Figure collection entries
______

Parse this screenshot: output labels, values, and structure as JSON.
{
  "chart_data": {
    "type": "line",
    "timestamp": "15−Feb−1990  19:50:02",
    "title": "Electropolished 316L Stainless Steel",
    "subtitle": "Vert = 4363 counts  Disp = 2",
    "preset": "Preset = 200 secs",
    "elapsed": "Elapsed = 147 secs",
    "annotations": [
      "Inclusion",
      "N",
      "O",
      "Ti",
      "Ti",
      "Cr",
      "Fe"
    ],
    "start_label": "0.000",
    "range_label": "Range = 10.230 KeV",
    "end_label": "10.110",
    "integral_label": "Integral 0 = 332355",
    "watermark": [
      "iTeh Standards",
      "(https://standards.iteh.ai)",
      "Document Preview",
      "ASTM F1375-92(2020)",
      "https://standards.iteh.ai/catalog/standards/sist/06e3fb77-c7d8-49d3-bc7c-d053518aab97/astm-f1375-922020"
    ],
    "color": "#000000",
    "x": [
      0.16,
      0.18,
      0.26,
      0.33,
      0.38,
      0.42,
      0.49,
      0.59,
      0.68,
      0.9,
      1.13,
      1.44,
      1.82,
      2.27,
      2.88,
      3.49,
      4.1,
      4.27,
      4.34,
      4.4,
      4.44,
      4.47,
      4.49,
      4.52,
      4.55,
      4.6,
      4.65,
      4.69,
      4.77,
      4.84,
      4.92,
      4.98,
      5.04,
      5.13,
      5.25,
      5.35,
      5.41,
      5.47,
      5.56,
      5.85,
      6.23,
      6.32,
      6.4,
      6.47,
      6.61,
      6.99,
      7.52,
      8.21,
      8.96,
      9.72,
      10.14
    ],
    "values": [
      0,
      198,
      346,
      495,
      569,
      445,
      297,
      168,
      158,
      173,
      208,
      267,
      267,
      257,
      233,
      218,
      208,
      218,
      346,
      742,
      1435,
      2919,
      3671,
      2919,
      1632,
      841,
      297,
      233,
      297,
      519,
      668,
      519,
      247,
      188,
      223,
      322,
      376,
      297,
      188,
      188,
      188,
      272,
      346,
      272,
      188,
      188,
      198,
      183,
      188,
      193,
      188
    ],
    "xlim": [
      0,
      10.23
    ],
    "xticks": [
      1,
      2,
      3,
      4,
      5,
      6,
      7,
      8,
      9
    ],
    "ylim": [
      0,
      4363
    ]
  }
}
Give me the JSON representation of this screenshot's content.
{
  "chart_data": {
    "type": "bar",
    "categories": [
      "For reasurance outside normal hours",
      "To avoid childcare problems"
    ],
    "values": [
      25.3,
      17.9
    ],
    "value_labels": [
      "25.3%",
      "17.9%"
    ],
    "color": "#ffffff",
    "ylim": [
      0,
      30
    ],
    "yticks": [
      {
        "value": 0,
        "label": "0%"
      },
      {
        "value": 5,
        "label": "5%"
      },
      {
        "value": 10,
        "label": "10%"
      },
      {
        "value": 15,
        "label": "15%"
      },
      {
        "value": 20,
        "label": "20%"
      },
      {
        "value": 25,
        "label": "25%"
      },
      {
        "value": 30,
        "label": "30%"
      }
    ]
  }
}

______

→ Exercise goal: Word for word, write out the data.

→ Reply:
Parse this screenshot: output labels, values, and structure as JSON.
{
  "chart_data": {
    "type": "line",
    "timestamp": "15−Feb−1990  19:50:02",
    "title": "Electropolished 316L Stainless Steel",
    "subtitle": "Vert = 4363 counts  Disp = 2",
    "preset": "Preset = 200 secs",
    "elapsed": "Elapsed = 147 secs",
    "annotations": [
      "Inclusion",
      "N",
      "O",
      "Ti",
      "Ti",
      "Cr",
      "Fe"
    ],
    "start_label": "0.000",
    "range_label": "Range = 10.230 KeV",
    "end_label": "10.110",
    "integral_label": "Integral 0 = 332355",
    "watermark": [
      "iTeh Standards",
      "(https://standards.iteh.ai)",
      "Document Preview",
      "ASTM F1375-92(2020)",
      "https://standards.iteh.ai/catalog/standards/sist/06e3fb77-c7d8-49d3-bc7c-d053518aab97/astm-f1375-922020"
    ],
    "color": "#000000",
    "x": [
      0.16,
      0.18,
      0.26,
      0.33,
      0.38,
      0.42,
      0.49,
      0.59,
      0.68,
      0.9,
      1.13,
      1.44,
      1.82,
      2.27,
      2.88,
      3.49,
      4.1,
      4.27,
      4.34,
      4.4,
      4.44,
      4.47,
      4.49,
      4.52,
      4.55,
      4.6,
      4.65,
      4.69,
      4.77,
      4.84,
      4.92,
      4.98,
      5.04,
      5.13,
      5.25,
      5.35,
      5.41,
      5.47,
      5.56,
      5.85,
      6.23,
      6.32,
      6.4,
      6.47,
      6.61,
      6.99,
      7.52,
      8.21,
      8.96,
      9.72,
      10.14
    ],
    "values": [
      0,
      198,
      346,
      495,
      569,
      445,
      297,
      168,
      158,
      173,
      208,
      267,
      267,
      257,
      233,
      218,
      208,
      218,
      346,
      742,
      1435,
      2919,
      3671,
      2919,
      1632,
      841,
      297,
      233,
      297,
      519,
      668,
      519,
      247,
      188,
      223,
      322,
      376,
      297,
      188,
      188,
      188,
      272,
      346,
      272,
      188,
      188,
      198,
      183,
      188,
      193,
      188
    ],
    "xlim": [
      0,
      10.23
    ],
    "xticks": [
      1,
      2,
      3,
      4,
      5,
      6,
      7,
      8,
      9
    ],
    "ylim": [
      0,
      4363
    ]
  }
}
Give me the JSON representation of this screenshot's content.
{
  "chart_data": {
    "type": "bar",
    "categories": [
      "For reasurance outside normal hours",
      "To avoid childcare problems"
    ],
    "values": [
      25.3,
      17.9
    ],
    "value_labels": [
      "25.3%",
      "17.9%"
    ],
    "color": "#ffffff",
    "ylim": [
      0,
      30
    ],
    "yticks": [
      {
        "value": 0,
        "label": "0%"
      },
      {
        "value": 5,
        "label": "5%"
      },
      {
        "value": 10,
        "label": "10%"
      },
      {
        "value": 15,
        "label": "15%"
      },
      {
        "value": 20,
        "label": "20%"
      },
      {
        "value": 25,
        "label": "25%"
      },
      {
        "value": 30,
        "label": "30%"
      }
    ]
  }
}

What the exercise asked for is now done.